## Begin Input material

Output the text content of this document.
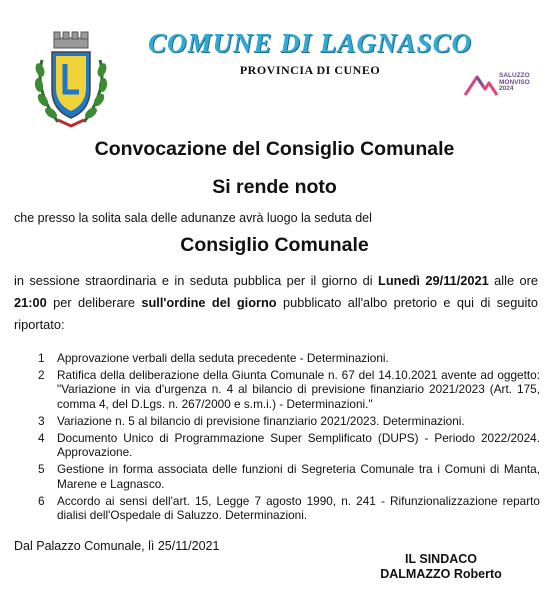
COMUNE DI LAGNASCO
PROVINCIA DI CUNEO	SALUZZO
MONVISO
2024
Convocazione del Consiglio Comunale
Si rende noto
che presso la solita sala delle adunanze avrà luogo la seduta del
Consiglio Comunale
in sessione straordinaria e in seduta pubblica per il giorno di Lunedì 29/11/2021 alle ore 21:00 per deliberare sull'ordine del giorno pubblicato all'albo pretorio e qui di seguito riportato:
1	Approvazione verbali della seduta precedente - Determinazioni.
2	Ratifica della deliberazione della Giunta Comunale n. 67 del 14.10.2021 avente ad oggetto: "Variazione in via d'urgenza n. 4 al bilancio di previsione finanziario 2021/2023 (Art. 175, comma 4, del D.Lgs. n. 267/2000 e s.m.i.) - Determinazioni."
3	Variazione n. 5 al bilancio di previsione finanziario 2021/2023. Determinazioni.
4	Documento Unico di Programmazione Super Semplificato (DUPS) - Periodo 2022/2024. Approvazione.
5	Gestione in forma associata delle funzioni di Segreteria Comunale tra i Comuni di Manta, Marene e Lagnasco.
6	Accordo ai sensi dell'art. 15, Legge 7 agosto 1990, n. 241 - Rifunzionalizzazione reparto dialisi dell'Ospedale di Saluzzo. Determinazioni.
Dal Palazzo Comunale, lì 25/11/2021
IL SINDACO
DALMAZZO Roberto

## End Input material

> [Task brief]:
Repeat the listing in full and exactly. Leave any pictures out.

> [Full response]:
Output the text content of this document.
COMUNE DI LAGNASCO
PROVINCIA DI CUNEO	SALUZZO
MONVISO
2024
Convocazione del Consiglio Comunale
Si rende noto
che presso la solita sala delle adunanze avrà luogo la seduta del
Consiglio Comunale
in sessione straordinaria e in seduta pubblica per il giorno di Lunedì 29/11/2021 alle ore 21:00 per deliberare sull'ordine del giorno pubblicato all'albo pretorio e qui di seguito riportato:
1	Approvazione verbali della seduta precedente - Determinazioni.
2	Ratifica della deliberazione della Giunta Comunale n. 67 del 14.10.2021 avente ad oggetto: "Variazione in via d'urgenza n. 4 al bilancio di previsione finanziario 2021/2023 (Art. 175, comma 4, del D.Lgs. n. 267/2000 e s.m.i.) - Determinazioni."
3	Variazione n. 5 al bilancio di previsione finanziario 2021/2023. Determinazioni.
4	Documento Unico di Programmazione Super Semplificato (DUPS) - Periodo 2022/2024. Approvazione.
5	Gestione in forma associata delle funzioni di Segreteria Comunale tra i Comuni di Manta, Marene e Lagnasco.
6	Accordo ai sensi dell'art. 15, Legge 7 agosto 1990, n. 241 - Rifunzionalizzazione reparto dialisi dell'Ospedale di Saluzzo. Determinazioni.
Dal Palazzo Comunale, lì 25/11/2021
IL SINDACO
DALMAZZO Roberto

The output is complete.